— Exercise requirements —
Copy every line exactly as it appears, from the first line down through the line that contains "page-number: - 185 -: [265, 764, 314, 779]", and copy nothing past it.

— Provided material —
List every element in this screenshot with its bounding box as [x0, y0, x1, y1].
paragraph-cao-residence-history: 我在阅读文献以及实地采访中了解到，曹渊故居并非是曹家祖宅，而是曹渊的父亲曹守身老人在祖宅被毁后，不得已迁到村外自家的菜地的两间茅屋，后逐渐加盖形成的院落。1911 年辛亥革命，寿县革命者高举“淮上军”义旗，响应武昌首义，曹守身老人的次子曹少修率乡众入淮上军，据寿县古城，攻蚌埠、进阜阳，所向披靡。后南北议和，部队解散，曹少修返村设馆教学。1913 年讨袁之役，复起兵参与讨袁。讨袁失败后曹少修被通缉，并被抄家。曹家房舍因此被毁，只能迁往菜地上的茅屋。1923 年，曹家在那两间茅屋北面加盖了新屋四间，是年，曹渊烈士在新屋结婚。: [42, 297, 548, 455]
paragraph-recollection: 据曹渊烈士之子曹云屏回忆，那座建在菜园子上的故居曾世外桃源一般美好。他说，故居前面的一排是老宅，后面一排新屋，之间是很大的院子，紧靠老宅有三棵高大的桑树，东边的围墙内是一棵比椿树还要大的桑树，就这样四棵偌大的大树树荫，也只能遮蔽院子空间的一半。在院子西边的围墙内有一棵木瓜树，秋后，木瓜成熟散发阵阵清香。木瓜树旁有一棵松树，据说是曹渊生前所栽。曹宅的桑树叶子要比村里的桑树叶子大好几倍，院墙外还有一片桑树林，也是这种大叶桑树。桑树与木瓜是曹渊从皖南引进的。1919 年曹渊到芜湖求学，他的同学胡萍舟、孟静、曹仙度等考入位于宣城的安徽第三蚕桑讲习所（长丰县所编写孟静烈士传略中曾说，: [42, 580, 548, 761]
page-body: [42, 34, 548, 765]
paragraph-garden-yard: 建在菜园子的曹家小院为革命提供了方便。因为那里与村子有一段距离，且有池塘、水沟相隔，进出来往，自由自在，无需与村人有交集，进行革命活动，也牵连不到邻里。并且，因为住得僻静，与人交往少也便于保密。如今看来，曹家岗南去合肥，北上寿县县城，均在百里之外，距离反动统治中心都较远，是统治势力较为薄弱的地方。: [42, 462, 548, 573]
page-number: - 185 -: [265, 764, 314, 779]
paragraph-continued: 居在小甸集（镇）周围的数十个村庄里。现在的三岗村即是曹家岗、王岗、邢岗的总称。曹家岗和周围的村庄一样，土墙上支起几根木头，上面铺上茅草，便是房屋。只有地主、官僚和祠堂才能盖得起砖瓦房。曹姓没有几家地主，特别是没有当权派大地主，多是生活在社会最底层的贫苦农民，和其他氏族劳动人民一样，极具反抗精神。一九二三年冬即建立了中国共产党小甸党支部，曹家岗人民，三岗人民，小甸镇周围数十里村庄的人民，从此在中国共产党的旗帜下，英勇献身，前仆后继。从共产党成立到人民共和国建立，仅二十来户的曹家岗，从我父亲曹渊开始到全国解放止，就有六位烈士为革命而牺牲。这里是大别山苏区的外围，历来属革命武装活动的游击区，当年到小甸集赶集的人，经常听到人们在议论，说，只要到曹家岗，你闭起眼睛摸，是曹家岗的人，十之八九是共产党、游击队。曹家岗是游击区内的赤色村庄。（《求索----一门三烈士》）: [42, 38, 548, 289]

— Exercise solution —
List every element in this screenshot with its bounding box as [x0, y0, x1, y1].
paragraph-cao-residence-history: 我在阅读文献以及实地采访中了解到，曹渊故居并非是曹家祖宅，而是曹渊的父亲曹守身老人在祖宅被毁后，不得已迁到村外自家的菜地的两间茅屋，后逐渐加盖形成的院落。1911 年辛亥革命，寿县革命者高举“淮上军”义旗，响应武昌首义，曹守身老人的次子曹少修率乡众入淮上军，据寿县古城，攻蚌埠、进阜阳，所向披靡。后南北议和，部队解散，曹少修返村设馆教学。1913 年讨袁之役，复起兵参与讨袁。讨袁失败后曹少修被通缉，并被抄家。曹家房舍因此被毁，只能迁往菜地上的茅屋。1923 年，曹家在那两间茅屋北面加盖了新屋四间，是年，曹渊烈士在新屋结婚。: [42, 297, 548, 455]
paragraph-recollection: 据曹渊烈士之子曹云屏回忆，那座建在菜园子上的故居曾世外桃源一般美好。他说，故居前面的一排是老宅，后面一排新屋，之间是很大的院子，紧靠老宅有三棵高大的桑树，东边的围墙内是一棵比椿树还要大的桑树，就这样四棵偌大的大树树荫，也只能遮蔽院子空间的一半。在院子西边的围墙内有一棵木瓜树，秋后，木瓜成熟散发阵阵清香。木瓜树旁有一棵松树，据说是曹渊生前所栽。曹宅的桑树叶子要比村里的桑树叶子大好几倍，院墙外还有一片桑树林，也是这种大叶桑树。桑树与木瓜是曹渊从皖南引进的。1919 年曹渊到芜湖求学，他的同学胡萍舟、孟静、曹仙度等考入位于宣城的安徽第三蚕桑讲习所（长丰县所编写孟静烈士传略中曾说，: [42, 580, 548, 761]
page-body: [42, 34, 548, 765]
paragraph-garden-yard: 建在菜园子的曹家小院为革命提供了方便。因为那里与村子有一段距离，且有池塘、水沟相隔，进出来往，自由自在，无需与村人有交集，进行革命活动，也牵连不到邻里。并且，因为住得僻静，与人交往少也便于保密。如今看来，曹家岗南去合肥，北上寿县县城，均在百里之外，距离反动统治中心都较远，是统治势力较为薄弱的地方。: [42, 462, 548, 573]
page-number: - 185 -: [265, 764, 314, 779]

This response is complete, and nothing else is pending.